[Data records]
------------------------------------------------------------

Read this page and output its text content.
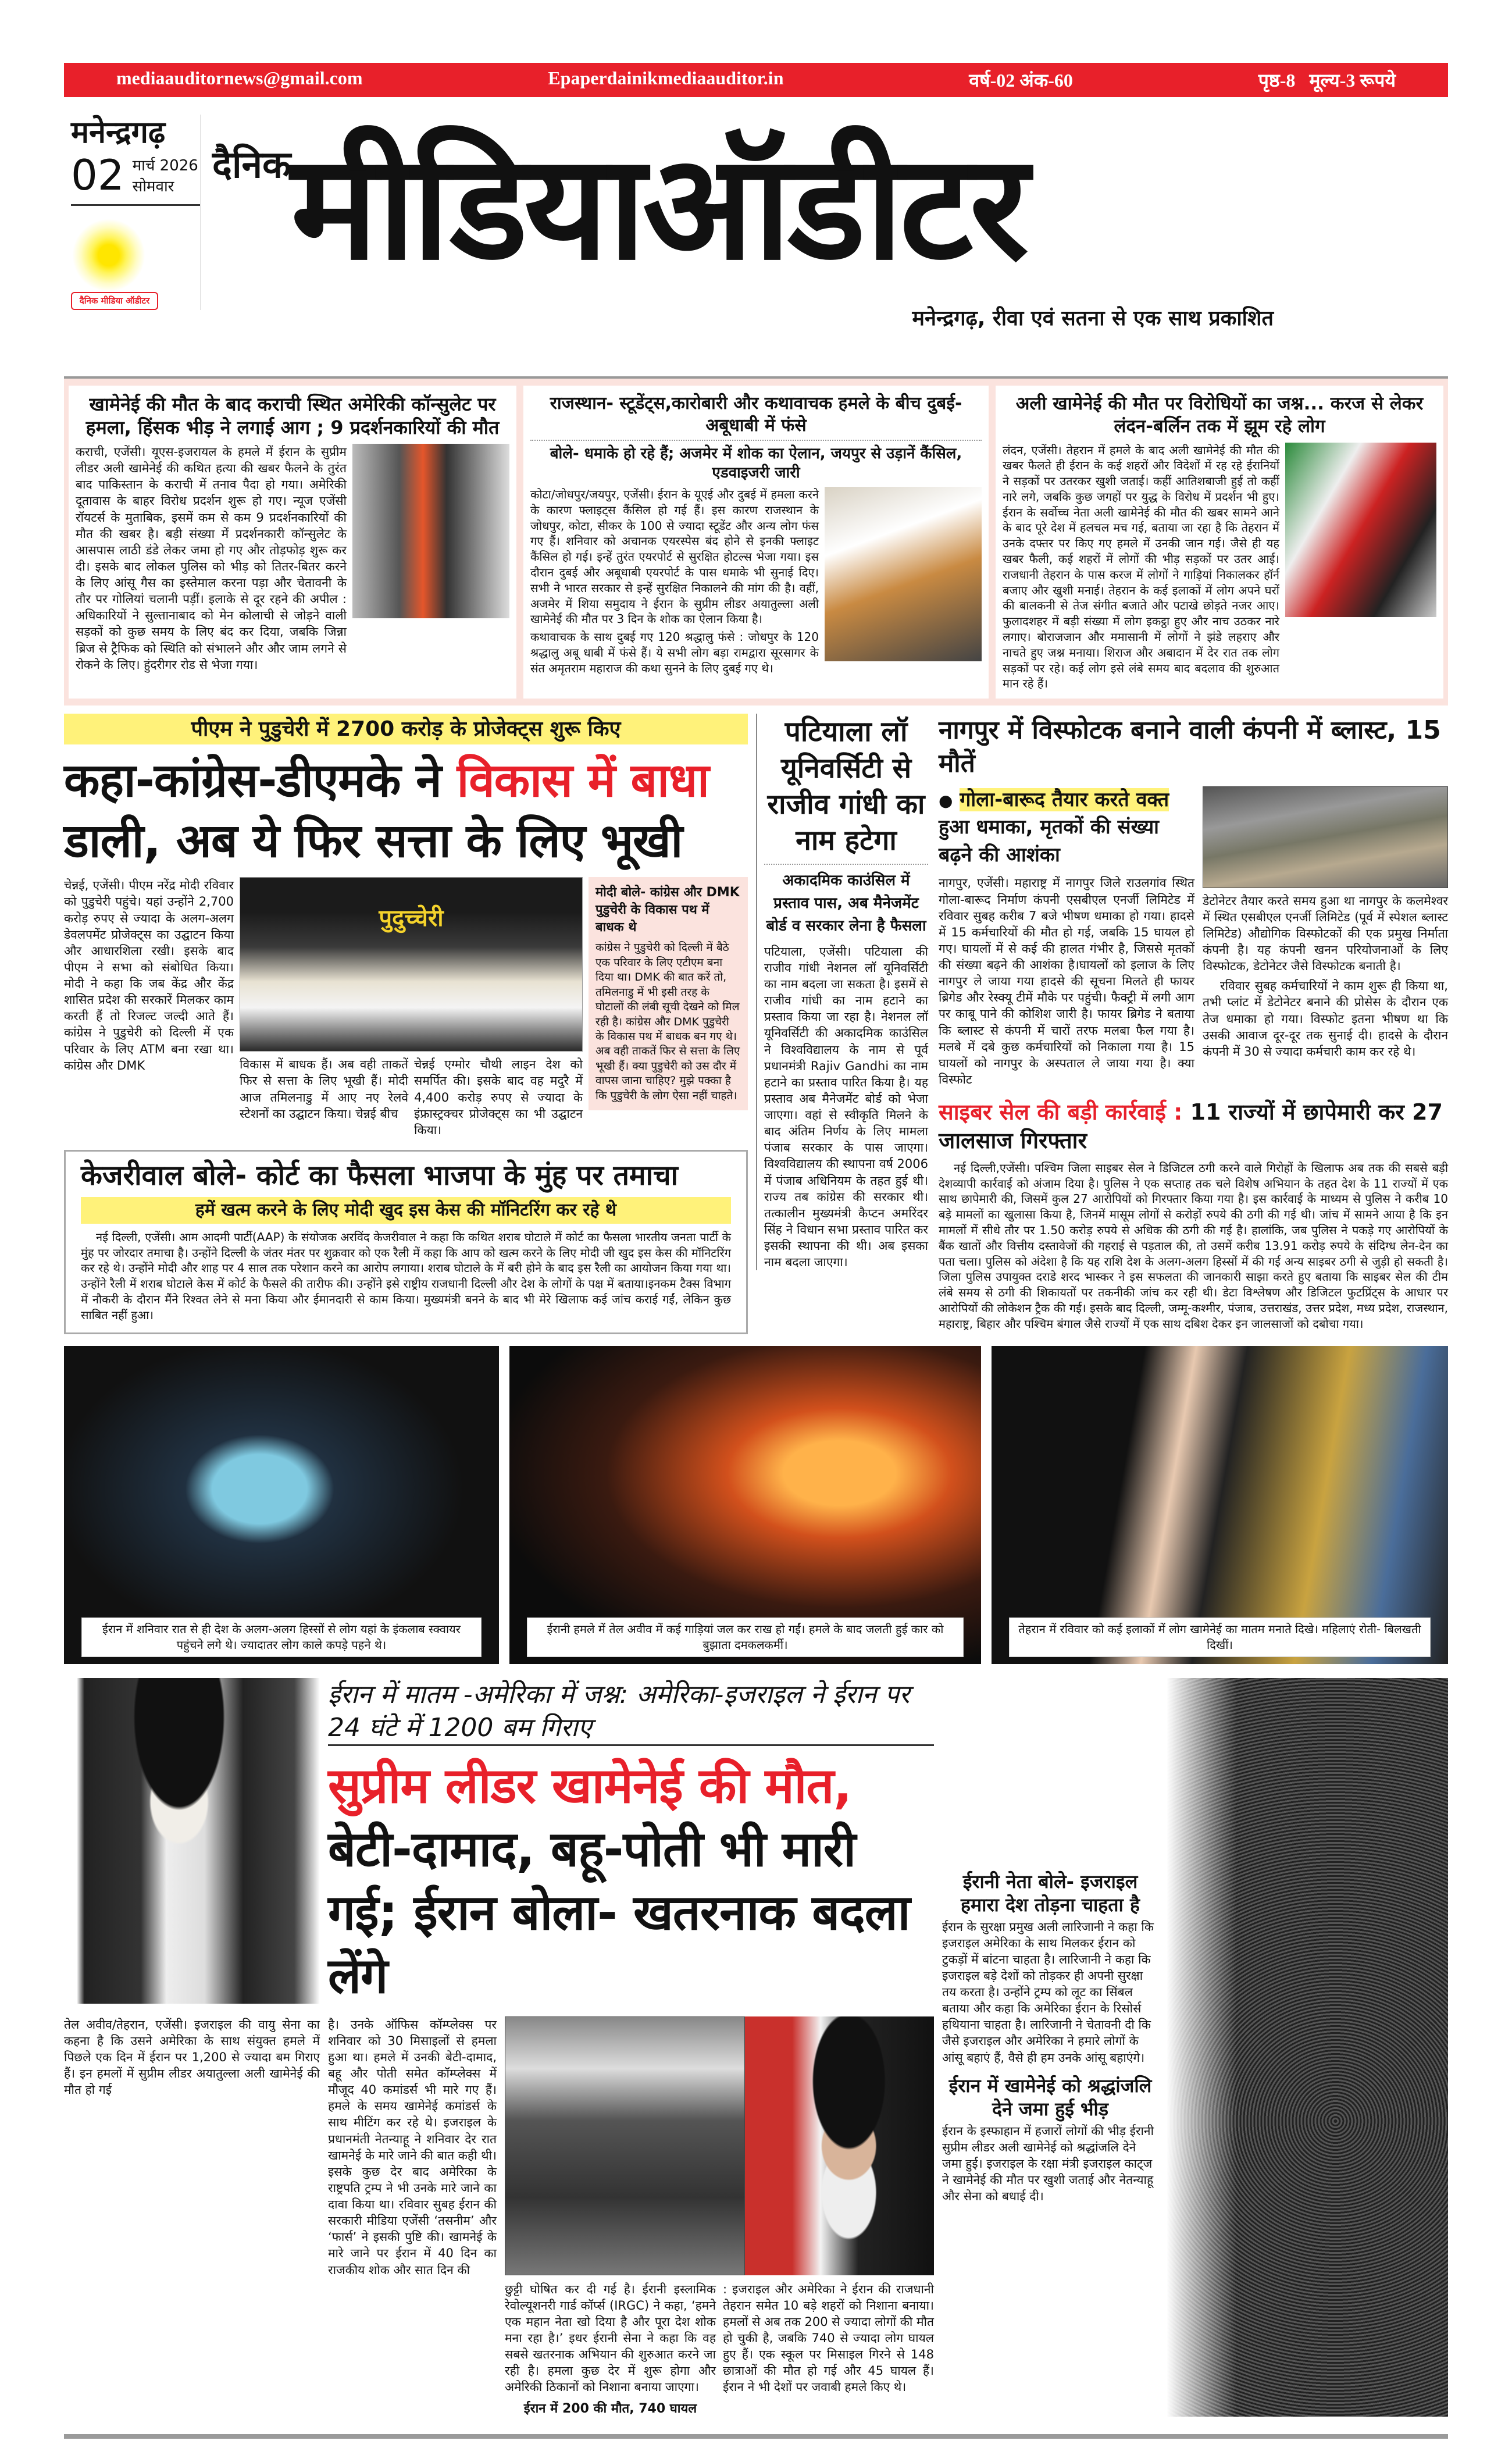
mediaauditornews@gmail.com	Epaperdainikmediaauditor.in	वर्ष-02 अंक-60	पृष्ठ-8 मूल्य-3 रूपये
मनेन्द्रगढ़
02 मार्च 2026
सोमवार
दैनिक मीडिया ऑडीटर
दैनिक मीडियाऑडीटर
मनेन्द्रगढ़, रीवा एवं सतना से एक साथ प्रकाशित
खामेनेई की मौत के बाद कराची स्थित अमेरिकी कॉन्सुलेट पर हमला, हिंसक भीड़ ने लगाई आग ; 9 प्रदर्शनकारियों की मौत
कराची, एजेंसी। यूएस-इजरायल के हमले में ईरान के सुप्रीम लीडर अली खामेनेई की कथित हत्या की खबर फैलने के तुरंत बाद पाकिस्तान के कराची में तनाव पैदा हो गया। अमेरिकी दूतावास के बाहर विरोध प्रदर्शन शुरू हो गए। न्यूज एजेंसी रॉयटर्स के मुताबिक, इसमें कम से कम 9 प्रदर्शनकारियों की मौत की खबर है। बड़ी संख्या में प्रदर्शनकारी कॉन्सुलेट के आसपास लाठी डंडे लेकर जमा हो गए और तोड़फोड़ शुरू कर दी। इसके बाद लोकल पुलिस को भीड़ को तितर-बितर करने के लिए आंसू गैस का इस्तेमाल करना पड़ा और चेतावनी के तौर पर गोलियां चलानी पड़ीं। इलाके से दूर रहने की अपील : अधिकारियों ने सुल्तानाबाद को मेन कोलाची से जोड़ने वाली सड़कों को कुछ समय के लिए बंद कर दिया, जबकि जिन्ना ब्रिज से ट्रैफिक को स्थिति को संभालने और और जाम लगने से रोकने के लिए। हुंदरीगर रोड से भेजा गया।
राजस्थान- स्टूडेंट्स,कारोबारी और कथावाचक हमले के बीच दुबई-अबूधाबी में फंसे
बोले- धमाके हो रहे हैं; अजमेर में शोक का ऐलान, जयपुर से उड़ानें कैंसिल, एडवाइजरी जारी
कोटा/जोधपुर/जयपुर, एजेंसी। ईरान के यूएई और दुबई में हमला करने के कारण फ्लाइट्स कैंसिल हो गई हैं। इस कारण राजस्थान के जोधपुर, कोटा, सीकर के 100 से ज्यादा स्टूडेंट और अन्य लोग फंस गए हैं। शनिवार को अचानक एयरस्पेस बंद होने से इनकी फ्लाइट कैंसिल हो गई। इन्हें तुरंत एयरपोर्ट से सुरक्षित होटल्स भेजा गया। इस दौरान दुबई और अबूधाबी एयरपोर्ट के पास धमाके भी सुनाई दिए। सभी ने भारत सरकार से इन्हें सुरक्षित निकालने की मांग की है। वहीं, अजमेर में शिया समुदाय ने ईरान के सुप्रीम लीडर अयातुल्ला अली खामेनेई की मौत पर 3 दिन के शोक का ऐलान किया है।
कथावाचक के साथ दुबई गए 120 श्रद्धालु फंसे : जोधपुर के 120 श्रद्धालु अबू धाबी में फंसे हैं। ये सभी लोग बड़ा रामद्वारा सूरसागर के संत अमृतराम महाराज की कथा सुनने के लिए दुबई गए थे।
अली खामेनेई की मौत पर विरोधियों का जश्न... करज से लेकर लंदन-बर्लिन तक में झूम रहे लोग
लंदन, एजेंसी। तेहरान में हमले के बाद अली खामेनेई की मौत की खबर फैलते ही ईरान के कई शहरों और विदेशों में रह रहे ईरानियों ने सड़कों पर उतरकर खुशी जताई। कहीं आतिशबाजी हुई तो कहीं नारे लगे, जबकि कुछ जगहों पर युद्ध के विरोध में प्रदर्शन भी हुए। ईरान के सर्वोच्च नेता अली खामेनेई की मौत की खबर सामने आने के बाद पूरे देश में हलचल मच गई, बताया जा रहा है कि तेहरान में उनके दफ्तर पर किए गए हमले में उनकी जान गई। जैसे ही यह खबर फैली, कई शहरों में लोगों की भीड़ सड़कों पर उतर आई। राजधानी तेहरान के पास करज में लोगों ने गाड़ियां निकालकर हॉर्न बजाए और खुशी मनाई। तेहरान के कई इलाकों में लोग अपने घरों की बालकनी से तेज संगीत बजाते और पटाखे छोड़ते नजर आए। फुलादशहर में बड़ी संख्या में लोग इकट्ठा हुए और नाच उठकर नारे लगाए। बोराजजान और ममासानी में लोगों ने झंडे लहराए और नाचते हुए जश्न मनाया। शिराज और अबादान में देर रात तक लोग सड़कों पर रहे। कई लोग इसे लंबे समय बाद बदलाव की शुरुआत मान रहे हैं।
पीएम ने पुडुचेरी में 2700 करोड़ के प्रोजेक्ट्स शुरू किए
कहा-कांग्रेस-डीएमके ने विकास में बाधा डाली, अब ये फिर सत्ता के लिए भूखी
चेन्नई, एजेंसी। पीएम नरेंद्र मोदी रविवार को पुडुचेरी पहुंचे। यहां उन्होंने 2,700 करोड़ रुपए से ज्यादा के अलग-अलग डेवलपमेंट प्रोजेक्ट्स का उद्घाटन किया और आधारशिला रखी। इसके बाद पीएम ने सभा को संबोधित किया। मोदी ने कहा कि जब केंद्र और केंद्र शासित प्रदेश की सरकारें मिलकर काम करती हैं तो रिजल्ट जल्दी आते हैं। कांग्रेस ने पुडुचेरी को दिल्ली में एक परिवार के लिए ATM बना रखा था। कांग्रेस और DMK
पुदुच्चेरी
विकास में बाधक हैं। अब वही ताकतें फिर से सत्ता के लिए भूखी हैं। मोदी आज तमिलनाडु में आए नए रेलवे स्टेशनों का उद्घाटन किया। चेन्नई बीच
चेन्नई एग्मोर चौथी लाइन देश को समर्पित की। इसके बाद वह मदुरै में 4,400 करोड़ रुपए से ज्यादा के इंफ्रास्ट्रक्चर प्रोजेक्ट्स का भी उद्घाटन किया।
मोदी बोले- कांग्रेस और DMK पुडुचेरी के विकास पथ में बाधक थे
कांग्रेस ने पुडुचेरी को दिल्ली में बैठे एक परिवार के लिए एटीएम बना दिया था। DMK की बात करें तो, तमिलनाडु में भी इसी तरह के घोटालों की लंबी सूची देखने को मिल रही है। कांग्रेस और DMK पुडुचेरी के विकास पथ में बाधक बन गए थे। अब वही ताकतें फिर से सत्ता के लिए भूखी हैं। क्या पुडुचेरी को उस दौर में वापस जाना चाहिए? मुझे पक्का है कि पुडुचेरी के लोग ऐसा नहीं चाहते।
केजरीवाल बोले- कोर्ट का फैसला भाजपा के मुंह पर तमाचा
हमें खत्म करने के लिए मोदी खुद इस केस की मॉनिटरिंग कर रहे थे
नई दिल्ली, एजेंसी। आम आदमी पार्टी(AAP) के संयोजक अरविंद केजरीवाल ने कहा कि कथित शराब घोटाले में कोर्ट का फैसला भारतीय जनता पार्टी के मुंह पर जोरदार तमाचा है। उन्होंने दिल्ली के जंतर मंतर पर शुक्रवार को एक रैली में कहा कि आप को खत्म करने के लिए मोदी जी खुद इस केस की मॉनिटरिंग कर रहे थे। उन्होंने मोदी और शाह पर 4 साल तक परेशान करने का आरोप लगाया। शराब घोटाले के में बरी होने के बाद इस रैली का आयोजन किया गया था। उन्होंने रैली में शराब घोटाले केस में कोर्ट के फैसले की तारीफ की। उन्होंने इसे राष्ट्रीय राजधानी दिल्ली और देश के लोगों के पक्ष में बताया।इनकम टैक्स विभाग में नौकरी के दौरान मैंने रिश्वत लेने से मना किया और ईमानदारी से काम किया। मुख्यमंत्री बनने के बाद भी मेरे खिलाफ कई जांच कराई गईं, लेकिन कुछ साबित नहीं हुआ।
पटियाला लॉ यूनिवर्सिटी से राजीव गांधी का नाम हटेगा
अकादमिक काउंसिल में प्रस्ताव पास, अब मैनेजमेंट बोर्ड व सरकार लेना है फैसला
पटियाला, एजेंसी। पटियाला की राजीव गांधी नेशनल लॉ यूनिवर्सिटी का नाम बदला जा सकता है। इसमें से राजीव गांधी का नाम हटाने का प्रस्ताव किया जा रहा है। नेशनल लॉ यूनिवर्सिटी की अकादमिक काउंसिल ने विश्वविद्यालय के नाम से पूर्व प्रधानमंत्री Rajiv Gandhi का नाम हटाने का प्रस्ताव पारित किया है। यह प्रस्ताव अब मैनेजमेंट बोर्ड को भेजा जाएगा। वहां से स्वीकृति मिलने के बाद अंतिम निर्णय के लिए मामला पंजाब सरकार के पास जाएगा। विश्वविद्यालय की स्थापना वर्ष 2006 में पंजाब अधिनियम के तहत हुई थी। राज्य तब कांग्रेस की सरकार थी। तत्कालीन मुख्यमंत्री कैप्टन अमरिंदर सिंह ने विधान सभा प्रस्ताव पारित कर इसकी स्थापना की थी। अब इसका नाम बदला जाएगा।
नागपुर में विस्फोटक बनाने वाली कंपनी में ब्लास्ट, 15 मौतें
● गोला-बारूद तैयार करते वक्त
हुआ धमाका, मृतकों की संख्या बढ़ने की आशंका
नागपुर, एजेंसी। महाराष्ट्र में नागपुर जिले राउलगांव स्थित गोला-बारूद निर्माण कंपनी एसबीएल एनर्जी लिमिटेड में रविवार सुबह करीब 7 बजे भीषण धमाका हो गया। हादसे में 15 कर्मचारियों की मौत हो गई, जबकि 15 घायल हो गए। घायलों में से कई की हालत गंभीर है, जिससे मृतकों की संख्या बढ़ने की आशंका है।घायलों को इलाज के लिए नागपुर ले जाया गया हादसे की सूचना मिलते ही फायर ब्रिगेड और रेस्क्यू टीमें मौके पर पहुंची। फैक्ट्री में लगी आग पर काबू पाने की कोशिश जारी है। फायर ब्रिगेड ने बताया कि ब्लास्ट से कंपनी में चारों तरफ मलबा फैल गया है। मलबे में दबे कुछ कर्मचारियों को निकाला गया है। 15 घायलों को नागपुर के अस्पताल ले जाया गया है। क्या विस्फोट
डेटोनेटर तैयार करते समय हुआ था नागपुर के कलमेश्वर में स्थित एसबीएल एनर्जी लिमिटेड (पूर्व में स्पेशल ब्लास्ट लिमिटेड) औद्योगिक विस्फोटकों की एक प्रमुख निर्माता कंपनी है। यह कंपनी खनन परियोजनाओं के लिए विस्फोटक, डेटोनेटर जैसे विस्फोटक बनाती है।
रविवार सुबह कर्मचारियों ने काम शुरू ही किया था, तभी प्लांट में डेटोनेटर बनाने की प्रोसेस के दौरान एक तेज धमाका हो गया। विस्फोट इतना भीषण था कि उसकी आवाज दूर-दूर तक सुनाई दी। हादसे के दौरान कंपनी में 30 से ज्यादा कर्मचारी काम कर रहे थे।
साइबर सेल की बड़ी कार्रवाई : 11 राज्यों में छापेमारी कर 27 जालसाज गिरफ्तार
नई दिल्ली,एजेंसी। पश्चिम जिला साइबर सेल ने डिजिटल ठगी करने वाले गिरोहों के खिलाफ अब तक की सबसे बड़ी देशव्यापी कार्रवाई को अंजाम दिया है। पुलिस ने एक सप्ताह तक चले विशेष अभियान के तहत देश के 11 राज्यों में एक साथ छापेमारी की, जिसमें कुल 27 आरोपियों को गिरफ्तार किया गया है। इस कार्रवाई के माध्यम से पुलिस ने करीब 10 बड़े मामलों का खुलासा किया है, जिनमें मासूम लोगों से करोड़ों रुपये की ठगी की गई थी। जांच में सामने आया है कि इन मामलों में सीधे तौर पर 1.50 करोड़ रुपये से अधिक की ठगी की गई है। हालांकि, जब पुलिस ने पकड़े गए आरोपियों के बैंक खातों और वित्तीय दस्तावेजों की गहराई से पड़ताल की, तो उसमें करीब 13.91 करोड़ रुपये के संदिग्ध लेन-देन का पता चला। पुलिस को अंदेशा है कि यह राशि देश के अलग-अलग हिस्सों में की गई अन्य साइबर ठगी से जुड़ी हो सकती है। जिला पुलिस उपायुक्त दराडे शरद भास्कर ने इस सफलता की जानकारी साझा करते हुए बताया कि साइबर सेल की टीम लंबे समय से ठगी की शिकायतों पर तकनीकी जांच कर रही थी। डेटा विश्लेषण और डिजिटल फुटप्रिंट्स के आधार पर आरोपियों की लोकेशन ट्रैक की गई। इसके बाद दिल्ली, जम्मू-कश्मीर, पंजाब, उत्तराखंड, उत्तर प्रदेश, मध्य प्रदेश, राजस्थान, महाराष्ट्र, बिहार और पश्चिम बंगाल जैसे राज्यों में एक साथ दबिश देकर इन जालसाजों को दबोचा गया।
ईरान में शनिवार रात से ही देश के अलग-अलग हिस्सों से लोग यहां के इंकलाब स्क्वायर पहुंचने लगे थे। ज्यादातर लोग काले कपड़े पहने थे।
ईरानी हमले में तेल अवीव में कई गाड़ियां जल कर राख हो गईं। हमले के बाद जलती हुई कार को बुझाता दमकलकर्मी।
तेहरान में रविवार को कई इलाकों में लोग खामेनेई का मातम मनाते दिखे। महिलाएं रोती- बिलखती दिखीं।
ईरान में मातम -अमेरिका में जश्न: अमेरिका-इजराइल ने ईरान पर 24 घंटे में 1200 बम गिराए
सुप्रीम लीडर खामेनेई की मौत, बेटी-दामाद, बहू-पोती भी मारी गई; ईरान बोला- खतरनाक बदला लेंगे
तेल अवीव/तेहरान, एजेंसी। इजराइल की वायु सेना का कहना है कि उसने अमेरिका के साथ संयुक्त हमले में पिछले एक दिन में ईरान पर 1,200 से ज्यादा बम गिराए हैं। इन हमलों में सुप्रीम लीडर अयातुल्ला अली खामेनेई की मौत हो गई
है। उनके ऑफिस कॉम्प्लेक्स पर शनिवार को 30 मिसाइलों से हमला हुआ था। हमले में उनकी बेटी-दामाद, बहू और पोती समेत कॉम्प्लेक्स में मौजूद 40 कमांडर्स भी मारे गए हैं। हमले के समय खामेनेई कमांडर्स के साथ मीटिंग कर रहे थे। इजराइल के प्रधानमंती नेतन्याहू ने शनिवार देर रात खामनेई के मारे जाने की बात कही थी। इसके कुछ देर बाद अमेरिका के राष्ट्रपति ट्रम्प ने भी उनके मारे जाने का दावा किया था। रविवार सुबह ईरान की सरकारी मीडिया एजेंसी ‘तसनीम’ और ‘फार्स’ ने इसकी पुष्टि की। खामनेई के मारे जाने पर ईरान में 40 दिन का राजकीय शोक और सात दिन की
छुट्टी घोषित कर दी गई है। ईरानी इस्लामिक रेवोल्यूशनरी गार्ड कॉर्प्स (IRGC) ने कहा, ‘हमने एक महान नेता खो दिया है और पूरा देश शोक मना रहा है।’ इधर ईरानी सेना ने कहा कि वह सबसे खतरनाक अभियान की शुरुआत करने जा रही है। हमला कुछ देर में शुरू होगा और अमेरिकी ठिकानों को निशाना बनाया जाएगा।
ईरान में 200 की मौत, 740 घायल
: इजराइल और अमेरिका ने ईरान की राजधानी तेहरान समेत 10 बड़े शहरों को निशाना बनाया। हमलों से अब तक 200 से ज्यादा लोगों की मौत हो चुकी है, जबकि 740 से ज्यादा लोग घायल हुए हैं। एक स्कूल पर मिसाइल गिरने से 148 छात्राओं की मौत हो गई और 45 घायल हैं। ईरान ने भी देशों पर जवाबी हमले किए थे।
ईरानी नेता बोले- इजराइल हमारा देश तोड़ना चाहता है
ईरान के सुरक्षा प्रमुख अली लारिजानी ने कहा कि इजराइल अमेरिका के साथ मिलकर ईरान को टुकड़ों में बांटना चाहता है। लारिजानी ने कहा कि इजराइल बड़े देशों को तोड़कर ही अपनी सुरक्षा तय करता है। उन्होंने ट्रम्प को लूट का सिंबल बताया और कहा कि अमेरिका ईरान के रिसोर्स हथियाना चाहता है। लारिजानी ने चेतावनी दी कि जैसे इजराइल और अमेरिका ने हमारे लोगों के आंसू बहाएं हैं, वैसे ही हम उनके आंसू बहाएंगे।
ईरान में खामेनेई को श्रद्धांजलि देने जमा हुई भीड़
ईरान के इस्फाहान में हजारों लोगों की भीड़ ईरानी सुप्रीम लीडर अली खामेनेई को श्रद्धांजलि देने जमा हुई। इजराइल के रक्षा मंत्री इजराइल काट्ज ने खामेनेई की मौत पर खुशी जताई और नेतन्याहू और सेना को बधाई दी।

------------------------------------------------------------

From the records above, work out how many lines contain the string "खतरन". Give only the number.

Task answer => 2